◆ Exercise ◆
Skip every image and restate the data word for word.

◆ Rows from a dataset ◆
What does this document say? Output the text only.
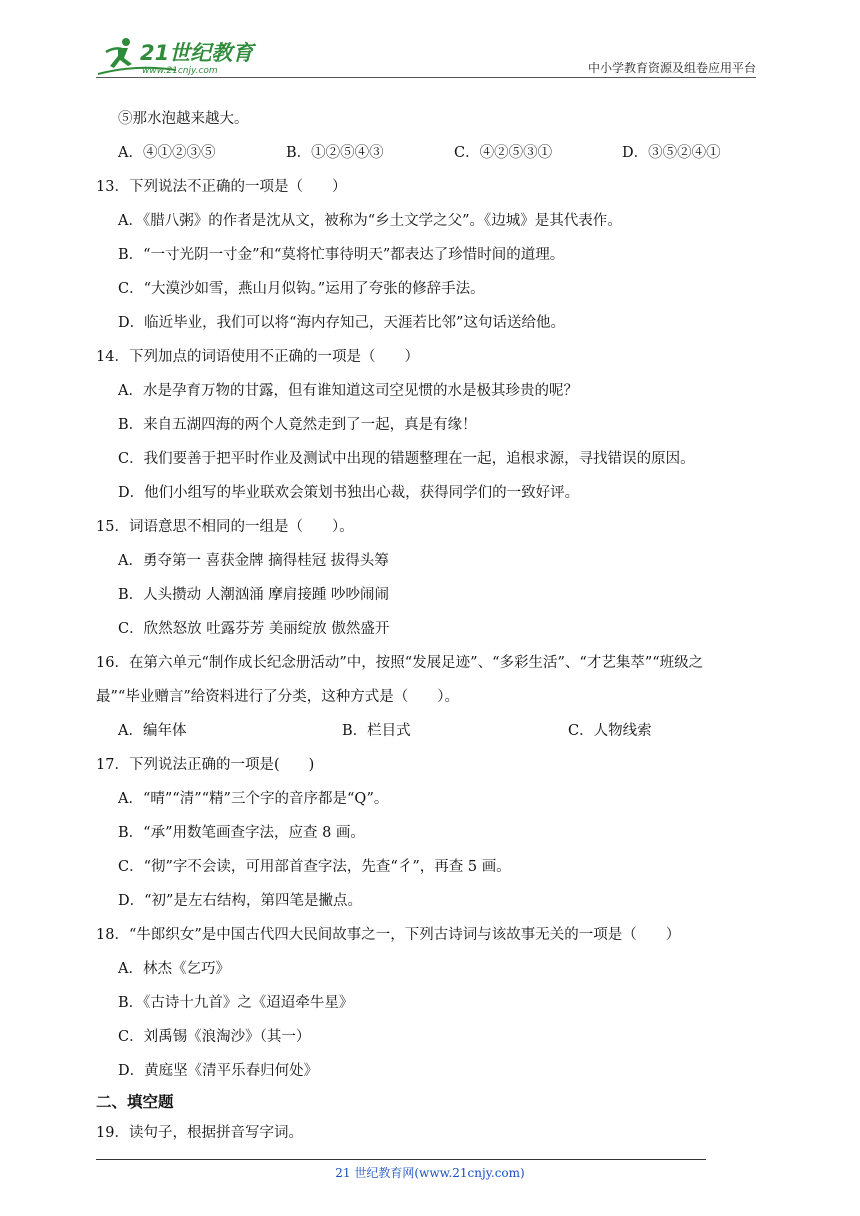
21世纪教育
www.21cnjy.com	中小学教育资源及组卷应用平台
⑤那水泡越来越大。
A．④①②③⑤	B．①②⑤④③	C．④②⑤③①	D．③⑤②④①
13．下列说法不正确的一项是（　　）
A．《腊八粥》的作者是沈从文，被称为“乡土文学之父”。《边城》是其代表作。
B．“一寸光阴一寸金”和“莫将忙事待明天”都表达了珍惜时间的道理。
C．“大漠沙如雪，燕山月似钩。”运用了夸张的修辞手法。
D．临近毕业，我们可以将“海内存知己，天涯若比邻”这句话送给他。
14．下列加点的词语使用不正确的一项是（　　）
A．水是孕育万物的甘露，但有谁知道这司空见惯的水是极其珍贵的呢？
B．来自五湖四海的两个人竟然走到了一起，真是有缘！
C．我们要善于把平时作业及测试中出现的错题整理在一起，追根求源，寻找错误的原因。
D．他们小组写的毕业联欢会策划书独出心裁，获得同学们的一致好评。
15．词语意思不相同的一组是（　　）。
A．勇夺第一 喜获金牌 摘得桂冠 拔得头筹
B．人头攒动 人潮汹涌 摩肩接踵 吵吵闹闹
C．欣然怒放 吐露芬芳 美丽绽放 傲然盛开
16．在第六单元“制作成长纪念册活动”中，按照“发展足迹”、“多彩生活”、“才艺集萃”“班级之
最”“毕业赠言”给资料进行了分类，这种方式是（　　）。
A．编年体	B．栏目式	C．人物线索
17．下列说法正确的一项是(　　)
A．“晴”“清”“精”三个字的音序都是“Q”。
B．“承”用数笔画查字法，应查 8 画。
C．“彻”字不会读，可用部首查字法，先查“彳”，再查 5 画。
D．“初”是左右结构，第四笔是撇点。
18．“牛郎织女”是中国古代四大民间故事之一，下列古诗词与该故事无关的一项是（　　）
A．林杰《乞巧》
B．《古诗十九首》之《迢迢牵牛星》
C．刘禹锡《浪淘沙》（其一）
D．黄庭坚《清平乐春归何处》
二、填空题
19．读句子，根据拼音写字词。
21 世纪教育网(www.21cnjy.com)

◆ Output below ◆
What does this document say? Output the text only.
21世纪教育
www.21cnjy.com	中小学教育资源及组卷应用平台
⑤那水泡越来越大。
A．④①②③⑤	B．①②⑤④③	C．④②⑤③①	D．③⑤②④①
13．下列说法不正确的一项是（　　）
A．《腊八粥》的作者是沈从文，被称为“乡土文学之父”。《边城》是其代表作。
B．“一寸光阴一寸金”和“莫将忙事待明天”都表达了珍惜时间的道理。
C．“大漠沙如雪，燕山月似钩。”运用了夸张的修辞手法。
D．临近毕业，我们可以将“海内存知己，天涯若比邻”这句话送给他。
14．下列加点的词语使用不正确的一项是（　　）
A．水是孕育万物的甘露，但有谁知道这司空见惯的水是极其珍贵的呢？
B．来自五湖四海的两个人竟然走到了一起，真是有缘！
C．我们要善于把平时作业及测试中出现的错题整理在一起，追根求源，寻找错误的原因。
D．他们小组写的毕业联欢会策划书独出心裁，获得同学们的一致好评。
15．词语意思不相同的一组是（　　）。
A．勇夺第一 喜获金牌 摘得桂冠 拔得头筹
B．人头攒动 人潮汹涌 摩肩接踵 吵吵闹闹
C．欣然怒放 吐露芬芳 美丽绽放 傲然盛开
16．在第六单元“制作成长纪念册活动”中，按照“发展足迹”、“多彩生活”、“才艺集萃”“班级之
最”“毕业赠言”给资料进行了分类，这种方式是（　　）。
A．编年体	B．栏目式	C．人物线索
17．下列说法正确的一项是(　　)
A．“晴”“清”“精”三个字的音序都是“Q”。
B．“承”用数笔画查字法，应查 8 画。
C．“彻”字不会读，可用部首查字法，先查“彳”，再查 5 画。
D．“初”是左右结构，第四笔是撇点。
18．“牛郎织女”是中国古代四大民间故事之一，下列古诗词与该故事无关的一项是（　　）
A．林杰《乞巧》
B．《古诗十九首》之《迢迢牵牛星》
C．刘禹锡《浪淘沙》（其一）
D．黄庭坚《清平乐春归何处》
二、填空题
19．读句子，根据拼音写字词。
21 世纪教育网(www.21cnjy.com)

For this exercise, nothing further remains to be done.